■ Task details: Make an exact transcription of the material, leaving out all images.

Rows from a figure dataset
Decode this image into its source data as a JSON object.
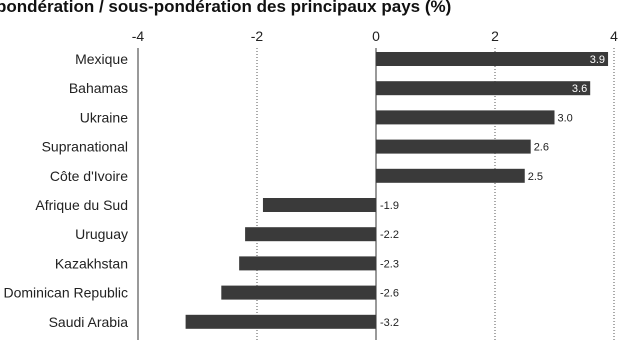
{
  "chart_data": {
    "type": "bar",
    "orientation": "horizontal",
    "title": "pondération / sous-pondération des principaux pays (%)",
    "xlabel": "",
    "ylabel": "",
    "xlim": [
      -4,
      4
    ],
    "xticks": [
      "-4",
      "-2",
      "0",
      "2",
      "4"
    ],
    "grid": "vertical dotted",
    "bar_color": "#3a3a3a",
    "categories": [
      "Mexique",
      "Bahamas",
      "Ukraine",
      "Supranational",
      "Côte d'Ivoire",
      "Afrique du Sud",
      "Uruguay",
      "Kazakhstan",
      "Dominican Republic",
      "Saudi Arabia"
    ],
    "values": [
      3.9,
      3.6,
      3.0,
      2.6,
      2.5,
      -1.9,
      -2.2,
      -2.3,
      -2.6,
      -3.2
    ],
    "value_labels": [
      "3.9",
      "3.6",
      "3.0",
      "2.6",
      "2.5",
      "-1.9",
      "-2.2",
      "-2.3",
      "-2.6",
      "-3.2"
    ],
    "value_label_inside": [
      true,
      true,
      false,
      false,
      false,
      false,
      false,
      false,
      false,
      false
    ]
  }
}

■ Result for this exercise:
Decode this image into its source data as a JSON object.
{
  "chart_data": {
    "type": "bar",
    "orientation": "horizontal",
    "title": "pondération / sous-pondération des principaux pays (%)",
    "xlabel": "",
    "ylabel": "",
    "xlim": [
      -4,
      4
    ],
    "xticks": [
      "-4",
      "-2",
      "0",
      "2",
      "4"
    ],
    "grid": "vertical dotted",
    "bar_color": "#3a3a3a",
    "categories": [
      "Mexique",
      "Bahamas",
      "Ukraine",
      "Supranational",
      "Côte d'Ivoire",
      "Afrique du Sud",
      "Uruguay",
      "Kazakhstan",
      "Dominican Republic",
      "Saudi Arabia"
    ],
    "values": [
      3.9,
      3.6,
      3.0,
      2.6,
      2.5,
      -1.9,
      -2.2,
      -2.3,
      -2.6,
      -3.2
    ],
    "value_labels": [
      "3.9",
      "3.6",
      "3.0",
      "2.6",
      "2.5",
      "-1.9",
      "-2.2",
      "-2.3",
      "-2.6",
      "-3.2"
    ],
    "value_label_inside": [
      true,
      true,
      false,
      false,
      false,
      false,
      false,
      false,
      false,
      false
    ]
  }
}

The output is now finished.